▸ Given instruction
Find the lines of data that contain the string "label", then list them.

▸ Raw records
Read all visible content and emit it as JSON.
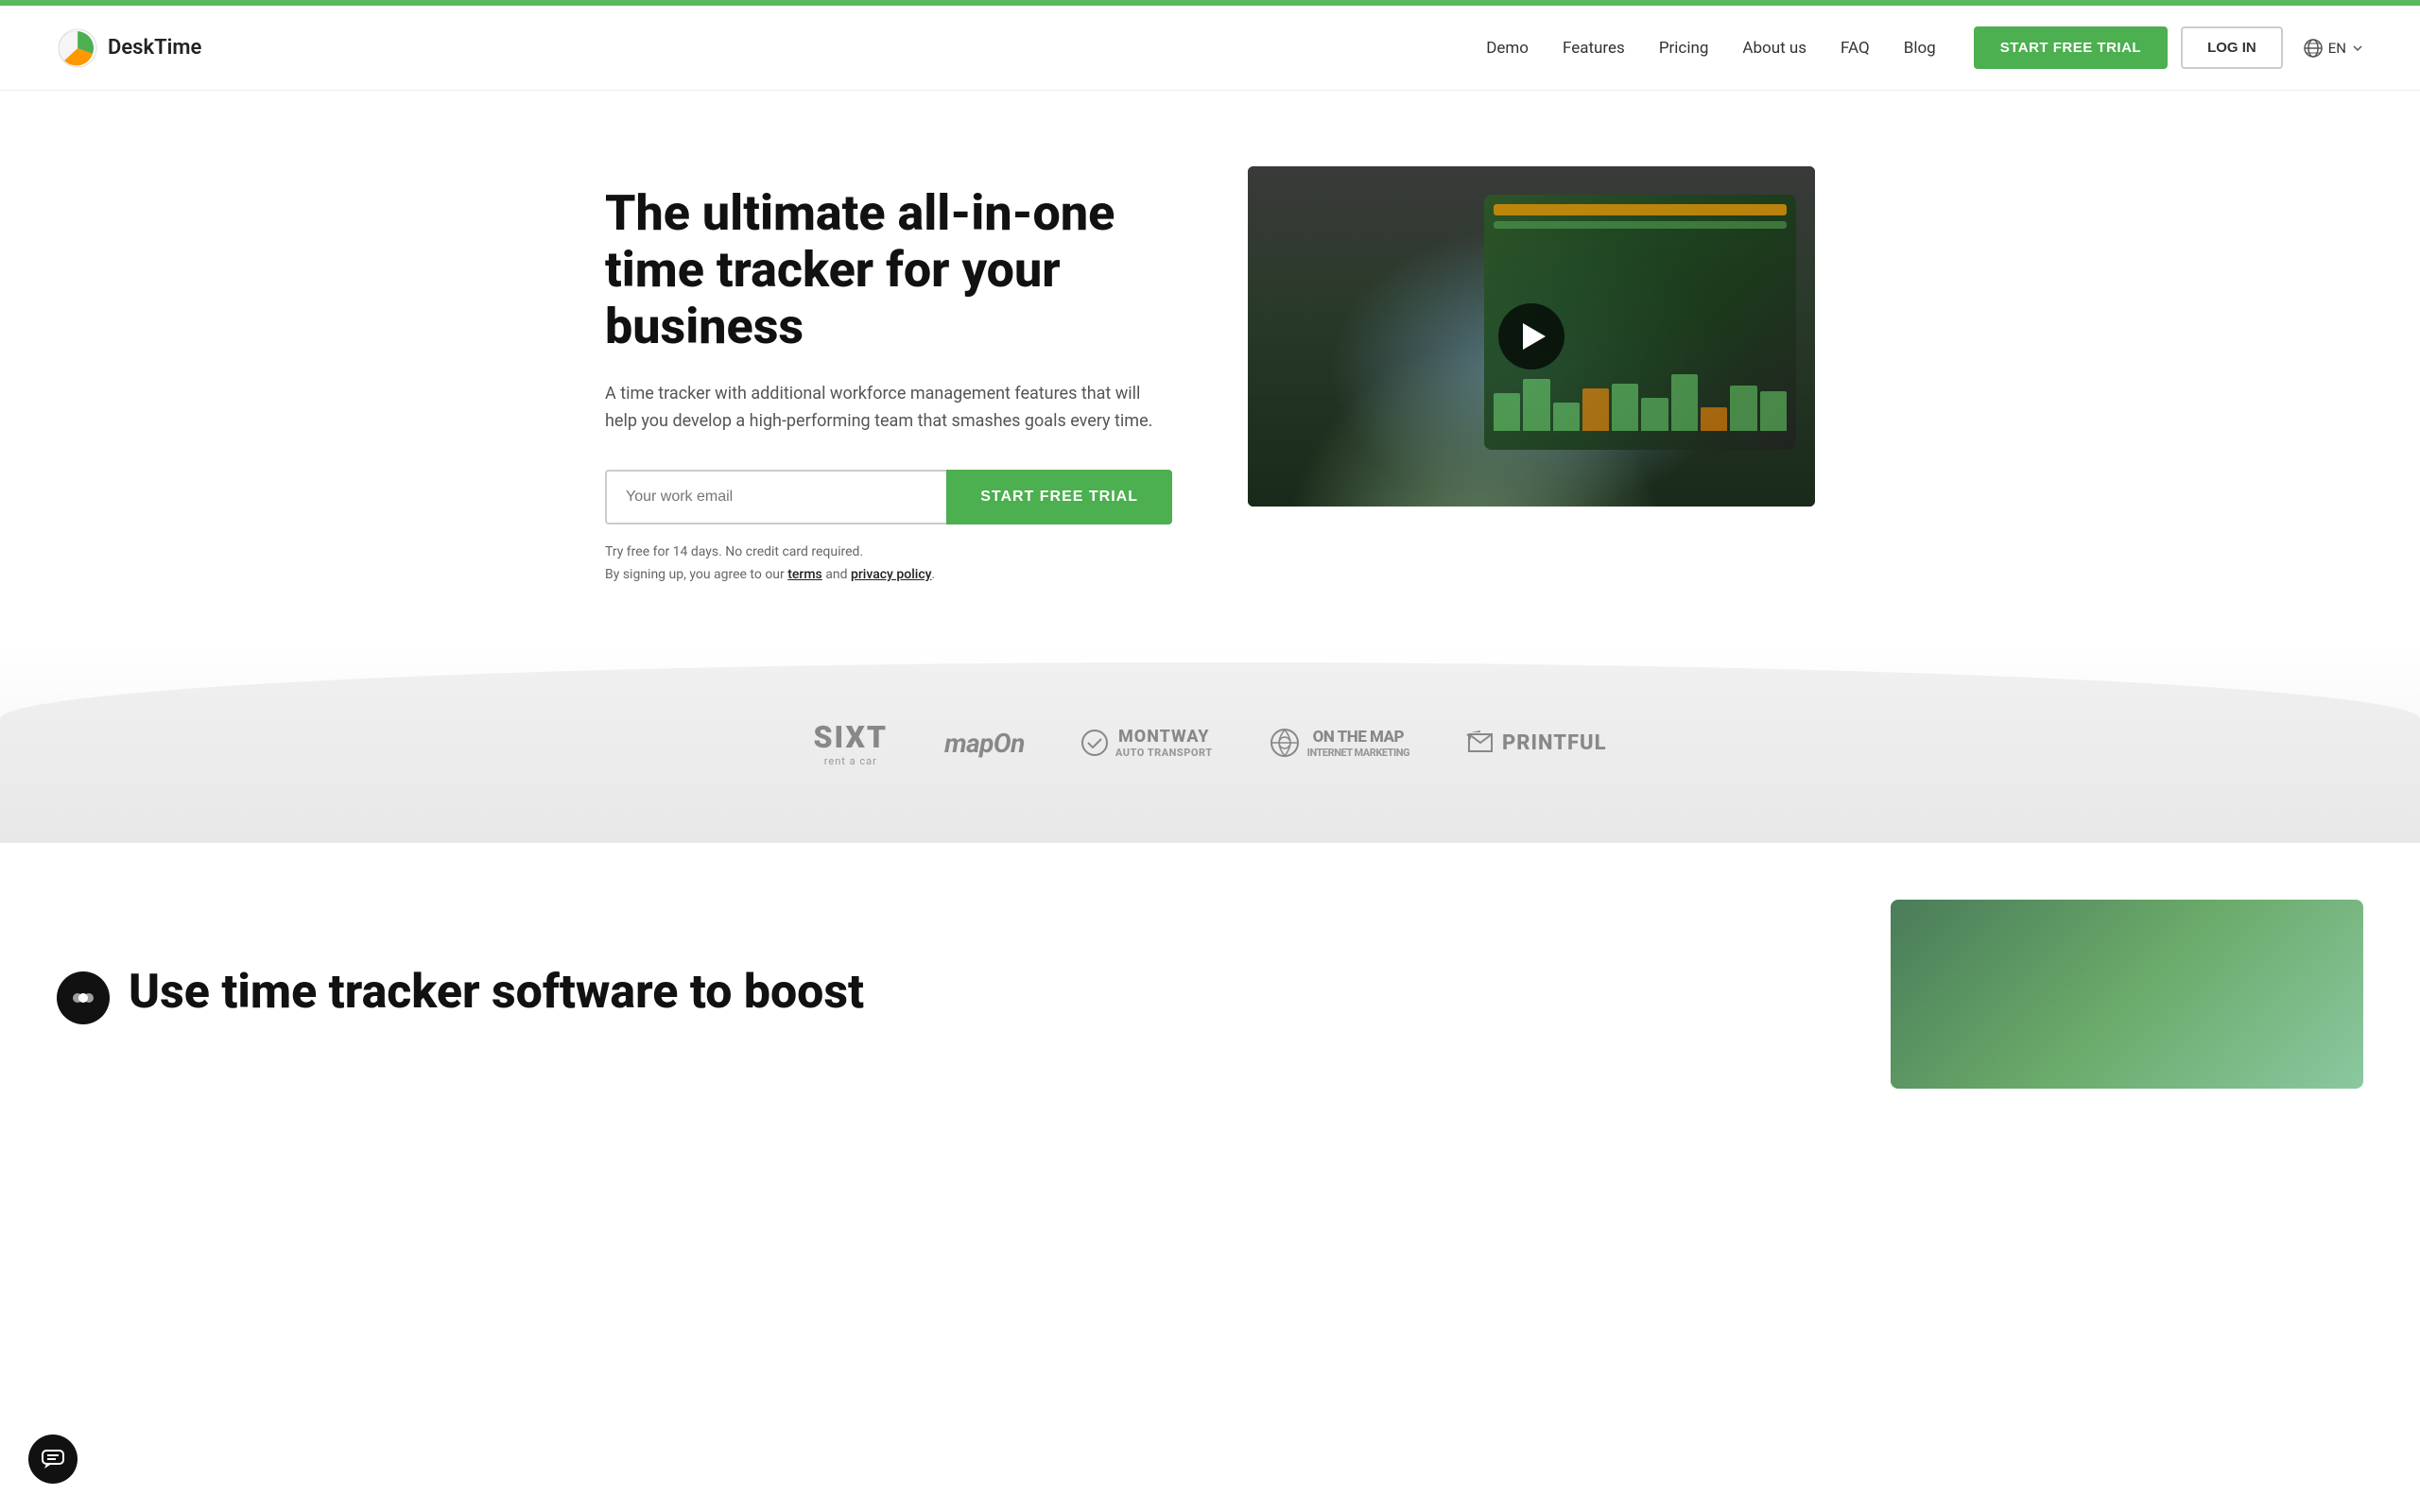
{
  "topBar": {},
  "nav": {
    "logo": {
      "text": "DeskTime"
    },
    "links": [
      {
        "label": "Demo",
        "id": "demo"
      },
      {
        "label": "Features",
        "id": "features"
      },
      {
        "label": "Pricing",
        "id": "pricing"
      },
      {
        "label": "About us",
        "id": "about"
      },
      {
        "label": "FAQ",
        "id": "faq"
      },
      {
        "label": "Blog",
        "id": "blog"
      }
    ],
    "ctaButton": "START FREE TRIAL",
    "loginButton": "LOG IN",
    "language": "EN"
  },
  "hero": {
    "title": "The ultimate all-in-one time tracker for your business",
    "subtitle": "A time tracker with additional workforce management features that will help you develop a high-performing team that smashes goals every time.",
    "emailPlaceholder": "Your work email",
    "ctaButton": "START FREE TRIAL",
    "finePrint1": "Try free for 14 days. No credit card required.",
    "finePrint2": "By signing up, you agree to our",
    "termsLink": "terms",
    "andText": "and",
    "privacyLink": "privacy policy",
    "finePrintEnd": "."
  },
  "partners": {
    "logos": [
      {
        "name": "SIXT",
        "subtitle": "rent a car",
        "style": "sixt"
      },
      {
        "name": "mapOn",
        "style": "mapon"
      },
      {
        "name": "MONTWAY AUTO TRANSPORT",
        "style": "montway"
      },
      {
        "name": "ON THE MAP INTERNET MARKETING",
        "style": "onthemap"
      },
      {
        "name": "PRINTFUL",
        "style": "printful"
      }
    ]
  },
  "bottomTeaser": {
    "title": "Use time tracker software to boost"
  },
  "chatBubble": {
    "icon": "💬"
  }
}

...

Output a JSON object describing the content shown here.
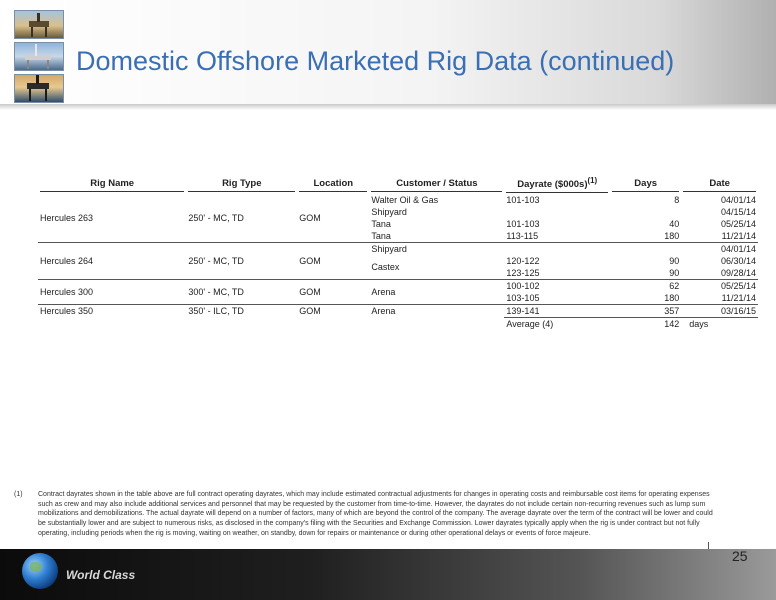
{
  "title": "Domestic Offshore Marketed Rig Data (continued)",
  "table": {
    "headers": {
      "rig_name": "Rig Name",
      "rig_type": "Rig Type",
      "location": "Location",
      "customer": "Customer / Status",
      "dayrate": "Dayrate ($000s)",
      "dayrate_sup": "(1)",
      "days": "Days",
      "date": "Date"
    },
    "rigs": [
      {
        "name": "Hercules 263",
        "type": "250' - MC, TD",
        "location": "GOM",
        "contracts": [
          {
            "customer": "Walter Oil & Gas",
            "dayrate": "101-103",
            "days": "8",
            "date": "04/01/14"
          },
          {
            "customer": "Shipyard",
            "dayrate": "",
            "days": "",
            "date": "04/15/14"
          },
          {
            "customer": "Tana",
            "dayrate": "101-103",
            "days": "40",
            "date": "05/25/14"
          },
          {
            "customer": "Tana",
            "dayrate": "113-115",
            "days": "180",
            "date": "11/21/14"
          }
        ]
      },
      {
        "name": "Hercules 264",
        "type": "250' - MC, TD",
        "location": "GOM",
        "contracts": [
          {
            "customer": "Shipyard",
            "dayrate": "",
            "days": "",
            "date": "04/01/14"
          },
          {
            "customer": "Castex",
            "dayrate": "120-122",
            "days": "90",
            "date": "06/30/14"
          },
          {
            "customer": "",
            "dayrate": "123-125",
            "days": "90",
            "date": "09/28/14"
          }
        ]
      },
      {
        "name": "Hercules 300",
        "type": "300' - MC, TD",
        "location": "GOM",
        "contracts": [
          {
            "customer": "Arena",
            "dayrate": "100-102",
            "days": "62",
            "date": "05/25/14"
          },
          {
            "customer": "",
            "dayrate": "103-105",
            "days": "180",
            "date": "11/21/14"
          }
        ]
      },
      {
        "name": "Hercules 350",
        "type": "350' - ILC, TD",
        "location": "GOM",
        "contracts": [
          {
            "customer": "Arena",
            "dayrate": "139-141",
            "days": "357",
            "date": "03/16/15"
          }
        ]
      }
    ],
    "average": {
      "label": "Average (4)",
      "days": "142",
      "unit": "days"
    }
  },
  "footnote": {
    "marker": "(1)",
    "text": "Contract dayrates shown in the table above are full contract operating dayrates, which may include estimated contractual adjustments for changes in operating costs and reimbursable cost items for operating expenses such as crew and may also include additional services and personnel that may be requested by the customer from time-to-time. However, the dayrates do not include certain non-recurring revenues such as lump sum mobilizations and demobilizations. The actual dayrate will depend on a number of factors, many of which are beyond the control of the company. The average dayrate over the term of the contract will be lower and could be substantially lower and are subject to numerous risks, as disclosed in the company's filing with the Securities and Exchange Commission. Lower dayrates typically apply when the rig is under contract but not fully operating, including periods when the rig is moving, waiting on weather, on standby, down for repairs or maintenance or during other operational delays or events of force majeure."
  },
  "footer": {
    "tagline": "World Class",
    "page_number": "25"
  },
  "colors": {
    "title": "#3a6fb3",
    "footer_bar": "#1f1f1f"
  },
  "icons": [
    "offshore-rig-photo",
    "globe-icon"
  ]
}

--

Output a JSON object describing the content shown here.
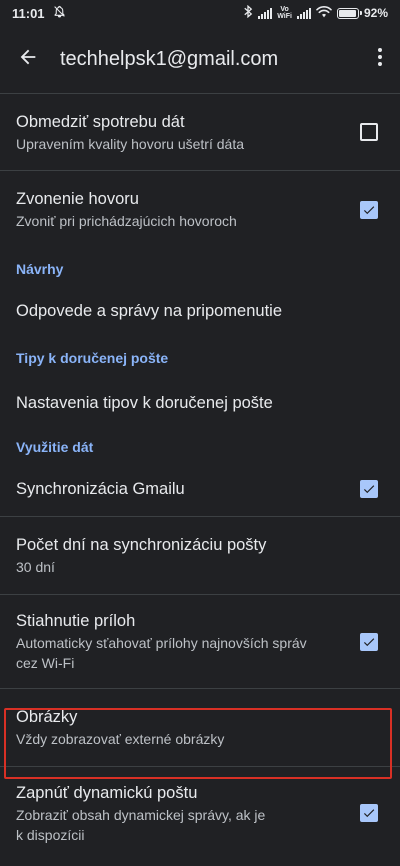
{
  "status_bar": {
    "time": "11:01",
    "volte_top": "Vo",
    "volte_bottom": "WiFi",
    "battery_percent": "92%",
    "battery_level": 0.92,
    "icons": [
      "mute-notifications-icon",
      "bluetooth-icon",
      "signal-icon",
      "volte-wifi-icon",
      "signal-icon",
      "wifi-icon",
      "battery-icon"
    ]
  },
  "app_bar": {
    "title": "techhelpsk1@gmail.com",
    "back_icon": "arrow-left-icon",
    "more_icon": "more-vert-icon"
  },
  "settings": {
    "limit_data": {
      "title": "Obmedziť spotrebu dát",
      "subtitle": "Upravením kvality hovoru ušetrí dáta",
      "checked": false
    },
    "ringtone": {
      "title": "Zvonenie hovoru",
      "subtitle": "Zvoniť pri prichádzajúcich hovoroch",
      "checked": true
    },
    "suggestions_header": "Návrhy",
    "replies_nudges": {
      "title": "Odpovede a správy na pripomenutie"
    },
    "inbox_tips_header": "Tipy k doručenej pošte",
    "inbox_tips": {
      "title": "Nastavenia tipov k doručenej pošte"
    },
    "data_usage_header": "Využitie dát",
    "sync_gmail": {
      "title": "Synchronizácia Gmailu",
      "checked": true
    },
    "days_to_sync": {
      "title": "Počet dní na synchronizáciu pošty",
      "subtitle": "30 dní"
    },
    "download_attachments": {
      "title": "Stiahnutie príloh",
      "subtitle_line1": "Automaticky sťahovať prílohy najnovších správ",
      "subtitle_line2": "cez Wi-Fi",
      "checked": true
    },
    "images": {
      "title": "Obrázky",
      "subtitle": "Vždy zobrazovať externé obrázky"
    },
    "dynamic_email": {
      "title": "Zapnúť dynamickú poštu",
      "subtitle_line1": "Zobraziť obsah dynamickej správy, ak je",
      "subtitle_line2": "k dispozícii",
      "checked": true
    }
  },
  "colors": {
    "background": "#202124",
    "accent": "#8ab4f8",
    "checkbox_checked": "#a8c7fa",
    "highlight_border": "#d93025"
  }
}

▸ Task output
        "label": "Demo",
        "label": "Features",
        "label": "Pricing",
        "label": "About us",
        "label": "FAQ",
        "label": "Blog",
      "label": "Average (4)",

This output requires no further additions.